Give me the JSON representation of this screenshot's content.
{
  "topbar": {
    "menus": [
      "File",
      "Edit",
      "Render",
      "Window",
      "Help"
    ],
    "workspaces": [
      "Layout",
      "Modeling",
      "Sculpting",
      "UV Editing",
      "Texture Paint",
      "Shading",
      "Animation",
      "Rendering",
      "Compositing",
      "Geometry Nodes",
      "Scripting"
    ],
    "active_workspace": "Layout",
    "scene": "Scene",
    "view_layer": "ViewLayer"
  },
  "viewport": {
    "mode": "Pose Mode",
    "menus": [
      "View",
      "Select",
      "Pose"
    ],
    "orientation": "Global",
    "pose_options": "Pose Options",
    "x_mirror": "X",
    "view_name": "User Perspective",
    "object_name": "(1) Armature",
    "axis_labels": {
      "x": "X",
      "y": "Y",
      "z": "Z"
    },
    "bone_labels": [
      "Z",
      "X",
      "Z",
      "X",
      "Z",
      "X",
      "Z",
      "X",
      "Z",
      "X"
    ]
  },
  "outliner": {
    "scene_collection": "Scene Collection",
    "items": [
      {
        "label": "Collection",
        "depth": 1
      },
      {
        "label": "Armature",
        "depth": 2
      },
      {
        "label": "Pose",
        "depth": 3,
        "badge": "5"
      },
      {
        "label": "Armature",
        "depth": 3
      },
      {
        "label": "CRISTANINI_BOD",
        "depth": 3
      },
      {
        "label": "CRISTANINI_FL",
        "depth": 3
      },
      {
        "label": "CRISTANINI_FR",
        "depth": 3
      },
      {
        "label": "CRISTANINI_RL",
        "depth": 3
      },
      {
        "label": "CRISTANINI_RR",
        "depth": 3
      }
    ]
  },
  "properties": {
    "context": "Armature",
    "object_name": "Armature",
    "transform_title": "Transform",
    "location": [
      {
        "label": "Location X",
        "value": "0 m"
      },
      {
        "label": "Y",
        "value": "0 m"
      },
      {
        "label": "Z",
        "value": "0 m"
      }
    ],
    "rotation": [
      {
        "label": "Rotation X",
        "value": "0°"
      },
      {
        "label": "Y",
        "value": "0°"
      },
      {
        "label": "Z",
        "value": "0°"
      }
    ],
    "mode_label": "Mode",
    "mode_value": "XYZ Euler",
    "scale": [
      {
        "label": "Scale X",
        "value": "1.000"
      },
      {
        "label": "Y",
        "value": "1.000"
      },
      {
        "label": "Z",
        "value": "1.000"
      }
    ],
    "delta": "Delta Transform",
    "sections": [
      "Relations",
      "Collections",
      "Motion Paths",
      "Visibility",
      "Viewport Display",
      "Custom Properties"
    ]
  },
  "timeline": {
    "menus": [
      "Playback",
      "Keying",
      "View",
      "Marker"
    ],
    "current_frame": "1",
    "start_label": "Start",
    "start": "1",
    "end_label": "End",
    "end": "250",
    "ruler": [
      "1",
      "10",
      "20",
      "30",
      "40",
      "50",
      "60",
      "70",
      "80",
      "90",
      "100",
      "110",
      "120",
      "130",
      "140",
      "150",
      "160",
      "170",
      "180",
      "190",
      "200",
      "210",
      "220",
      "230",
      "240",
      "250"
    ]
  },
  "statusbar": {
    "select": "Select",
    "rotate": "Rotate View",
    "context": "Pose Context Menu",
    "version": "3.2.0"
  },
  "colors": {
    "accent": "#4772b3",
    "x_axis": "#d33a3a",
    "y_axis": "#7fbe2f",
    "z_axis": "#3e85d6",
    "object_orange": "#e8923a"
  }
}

--*--

YOUR GOAL:
Retype the material in full. Each word must match.

RESULT:
Give me the JSON representation of this screenshot's content.
{
  "topbar": {
    "menus": [
      "File",
      "Edit",
      "Render",
      "Window",
      "Help"
    ],
    "workspaces": [
      "Layout",
      "Modeling",
      "Sculpting",
      "UV Editing",
      "Texture Paint",
      "Shading",
      "Animation",
      "Rendering",
      "Compositing",
      "Geometry Nodes",
      "Scripting"
    ],
    "active_workspace": "Layout",
    "scene": "Scene",
    "view_layer": "ViewLayer"
  },
  "viewport": {
    "mode": "Pose Mode",
    "menus": [
      "View",
      "Select",
      "Pose"
    ],
    "orientation": "Global",
    "pose_options": "Pose Options",
    "x_mirror": "X",
    "view_name": "User Perspective",
    "object_name": "(1) Armature",
    "axis_labels": {
      "x": "X",
      "y": "Y",
      "z": "Z"
    },
    "bone_labels": [
      "Z",
      "X",
      "Z",
      "X",
      "Z",
      "X",
      "Z",
      "X",
      "Z",
      "X"
    ]
  },
  "outliner": {
    "scene_collection": "Scene Collection",
    "items": [
      {
        "label": "Collection",
        "depth": 1
      },
      {
        "label": "Armature",
        "depth": 2
      },
      {
        "label": "Pose",
        "depth": 3,
        "badge": "5"
      },
      {
        "label": "Armature",
        "depth": 3
      },
      {
        "label": "CRISTANINI_BOD",
        "depth": 3
      },
      {
        "label": "CRISTANINI_FL",
        "depth": 3
      },
      {
        "label": "CRISTANINI_FR",
        "depth": 3
      },
      {
        "label": "CRISTANINI_RL",
        "depth": 3
      },
      {
        "label": "CRISTANINI_RR",
        "depth": 3
      }
    ]
  },
  "properties": {
    "context": "Armature",
    "object_name": "Armature",
    "transform_title": "Transform",
    "location": [
      {
        "label": "Location X",
        "value": "0 m"
      },
      {
        "label": "Y",
        "value": "0 m"
      },
      {
        "label": "Z",
        "value": "0 m"
      }
    ],
    "rotation": [
      {
        "label": "Rotation X",
        "value": "0°"
      },
      {
        "label": "Y",
        "value": "0°"
      },
      {
        "label": "Z",
        "value": "0°"
      }
    ],
    "mode_label": "Mode",
    "mode_value": "XYZ Euler",
    "scale": [
      {
        "label": "Scale X",
        "value": "1.000"
      },
      {
        "label": "Y",
        "value": "1.000"
      },
      {
        "label": "Z",
        "value": "1.000"
      }
    ],
    "delta": "Delta Transform",
    "sections": [
      "Relations",
      "Collections",
      "Motion Paths",
      "Visibility",
      "Viewport Display",
      "Custom Properties"
    ]
  },
  "timeline": {
    "menus": [
      "Playback",
      "Keying",
      "View",
      "Marker"
    ],
    "current_frame": "1",
    "start_label": "Start",
    "start": "1",
    "end_label": "End",
    "end": "250",
    "ruler": [
      "1",
      "10",
      "20",
      "30",
      "40",
      "50",
      "60",
      "70",
      "80",
      "90",
      "100",
      "110",
      "120",
      "130",
      "140",
      "150",
      "160",
      "170",
      "180",
      "190",
      "200",
      "210",
      "220",
      "230",
      "240",
      "250"
    ]
  },
  "statusbar": {
    "select": "Select",
    "rotate": "Rotate View",
    "context": "Pose Context Menu",
    "version": "3.2.0"
  },
  "colors": {
    "accent": "#4772b3",
    "x_axis": "#d33a3a",
    "y_axis": "#7fbe2f",
    "z_axis": "#3e85d6",
    "object_orange": "#e8923a"
  }
}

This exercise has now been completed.